[Records]
■ ■ ■ ■ ■
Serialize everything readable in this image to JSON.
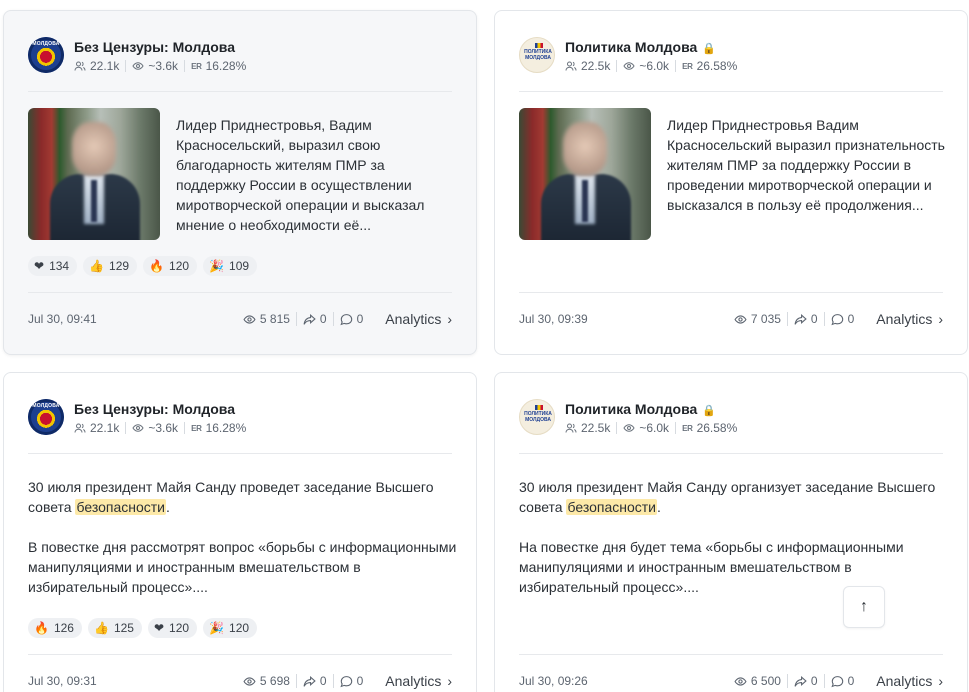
{
  "posts": [
    {
      "channel": "Без Цензуры: Молдова",
      "avatar_text": "МОЛДОВА",
      "locked": false,
      "subscribers": "22.1k",
      "views_avg": "~3.6k",
      "er_label": "ER",
      "er": "16.28%",
      "text": "Лидер Приднестровья, Вадим Красносельский, выразил свою благодарность жителям ПМР за поддержку России в осуществлении миротворческой операции и высказал мнение о необходимости её...",
      "reactions": [
        {
          "emoji": "❤",
          "count": "134"
        },
        {
          "emoji": "👍",
          "count": "129"
        },
        {
          "emoji": "🔥",
          "count": "120"
        },
        {
          "emoji": "🎉",
          "count": "109"
        }
      ],
      "date": "Jul 30, 09:41",
      "views": "5 815",
      "shares": "0",
      "comments": "0",
      "analytics_label": "Analytics"
    },
    {
      "channel": "Политика Молдова",
      "avatar_text": "ПОЛИТИКА МОЛДОВА",
      "locked": true,
      "lock_icon": "🔒",
      "subscribers": "22.5k",
      "views_avg": "~6.0k",
      "er_label": "ER",
      "er": "26.58%",
      "text": "Лидер Приднестровья Вадим Красносельский выразил признательность жителям ПМР за поддержку России в проведении миротворческой операции и высказался в пользу её продолжения...",
      "reactions": [],
      "date": "Jul 30, 09:39",
      "views": "7 035",
      "shares": "0",
      "comments": "0",
      "analytics_label": "Analytics"
    },
    {
      "channel": "Без Цензуры: Молдова",
      "avatar_text": "МОЛДОВА",
      "locked": false,
      "subscribers": "22.1k",
      "views_avg": "~3.6k",
      "er_label": "ER",
      "er": "16.28%",
      "text_p1_pre": "30 июля президент Майя Санду проведет заседание Высшего совета ",
      "text_p1_hl": "безопасности",
      "text_p1_post": ".",
      "text_p2": "В повестке дня рассмотрят вопрос «борьбы с информационными манипуляциями и иностранным вмешательством в избирательный процесс»....",
      "reactions": [
        {
          "emoji": "🔥",
          "count": "126"
        },
        {
          "emoji": "👍",
          "count": "125"
        },
        {
          "emoji": "❤",
          "count": "120"
        },
        {
          "emoji": "🎉",
          "count": "120"
        }
      ],
      "date": "Jul 30, 09:31",
      "views": "5 698",
      "shares": "0",
      "comments": "0",
      "analytics_label": "Analytics"
    },
    {
      "channel": "Политика Молдова",
      "avatar_text": "ПОЛИТИКА МОЛДОВА",
      "locked": true,
      "lock_icon": "🔒",
      "subscribers": "22.5k",
      "views_avg": "~6.0k",
      "er_label": "ER",
      "er": "26.58%",
      "text_p1_pre": "30 июля президент Майя Санду организует заседание Высшего совета ",
      "text_p1_hl": "безопасности",
      "text_p1_post": ".",
      "text_p2": "На повестке дня будет тема «борьбы с информационными манипуляциями и иностранным вмешательством в избирательный процесс»....",
      "reactions": [],
      "date": "Jul 30, 09:26",
      "views": "6 500",
      "shares": "0",
      "comments": "0",
      "analytics_label": "Analytics"
    }
  ],
  "scroll_top_icon": "↑"
}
■ ■ ■ ■ ■
_DESCRIPTION OF THE TASK_
Copy out the whole listing exactly, and don't carry over any pictures.

_TASK OUTPUT_
Serialize everything readable in this image to JSON.
{
  "posts": [
    {
      "channel": "Без Цензуры: Молдова",
      "avatar_text": "МОЛДОВА",
      "locked": false,
      "subscribers": "22.1k",
      "views_avg": "~3.6k",
      "er_label": "ER",
      "er": "16.28%",
      "text": "Лидер Приднестровья, Вадим Красносельский, выразил свою благодарность жителям ПМР за поддержку России в осуществлении миротворческой операции и высказал мнение о необходимости её...",
      "reactions": [
        {
          "emoji": "❤",
          "count": "134"
        },
        {
          "emoji": "👍",
          "count": "129"
        },
        {
          "emoji": "🔥",
          "count": "120"
        },
        {
          "emoji": "🎉",
          "count": "109"
        }
      ],
      "date": "Jul 30, 09:41",
      "views": "5 815",
      "shares": "0",
      "comments": "0",
      "analytics_label": "Analytics"
    },
    {
      "channel": "Политика Молдова",
      "avatar_text": "ПОЛИТИКА МОЛДОВА",
      "locked": true,
      "lock_icon": "🔒",
      "subscribers": "22.5k",
      "views_avg": "~6.0k",
      "er_label": "ER",
      "er": "26.58%",
      "text": "Лидер Приднестровья Вадим Красносельский выразил признательность жителям ПМР за поддержку России в проведении миротворческой операции и высказался в пользу её продолжения...",
      "reactions": [],
      "date": "Jul 30, 09:39",
      "views": "7 035",
      "shares": "0",
      "comments": "0",
      "analytics_label": "Analytics"
    },
    {
      "channel": "Без Цензуры: Молдова",
      "avatar_text": "МОЛДОВА",
      "locked": false,
      "subscribers": "22.1k",
      "views_avg": "~3.6k",
      "er_label": "ER",
      "er": "16.28%",
      "text_p1_pre": "30 июля президент Майя Санду проведет заседание Высшего совета ",
      "text_p1_hl": "безопасности",
      "text_p1_post": ".",
      "text_p2": "В повестке дня рассмотрят вопрос «борьбы с информационными манипуляциями и иностранным вмешательством в избирательный процесс»....",
      "reactions": [
        {
          "emoji": "🔥",
          "count": "126"
        },
        {
          "emoji": "👍",
          "count": "125"
        },
        {
          "emoji": "❤",
          "count": "120"
        },
        {
          "emoji": "🎉",
          "count": "120"
        }
      ],
      "date": "Jul 30, 09:31",
      "views": "5 698",
      "shares": "0",
      "comments": "0",
      "analytics_label": "Analytics"
    },
    {
      "channel": "Политика Молдова",
      "avatar_text": "ПОЛИТИКА МОЛДОВА",
      "locked": true,
      "lock_icon": "🔒",
      "subscribers": "22.5k",
      "views_avg": "~6.0k",
      "er_label": "ER",
      "er": "26.58%",
      "text_p1_pre": "30 июля президент Майя Санду организует заседание Высшего совета ",
      "text_p1_hl": "безопасности",
      "text_p1_post": ".",
      "text_p2": "На повестке дня будет тема «борьбы с информационными манипуляциями и иностранным вмешательством в избирательный процесс»....",
      "reactions": [],
      "date": "Jul 30, 09:26",
      "views": "6 500",
      "shares": "0",
      "comments": "0",
      "analytics_label": "Analytics"
    }
  ],
  "scroll_top_icon": "↑"
}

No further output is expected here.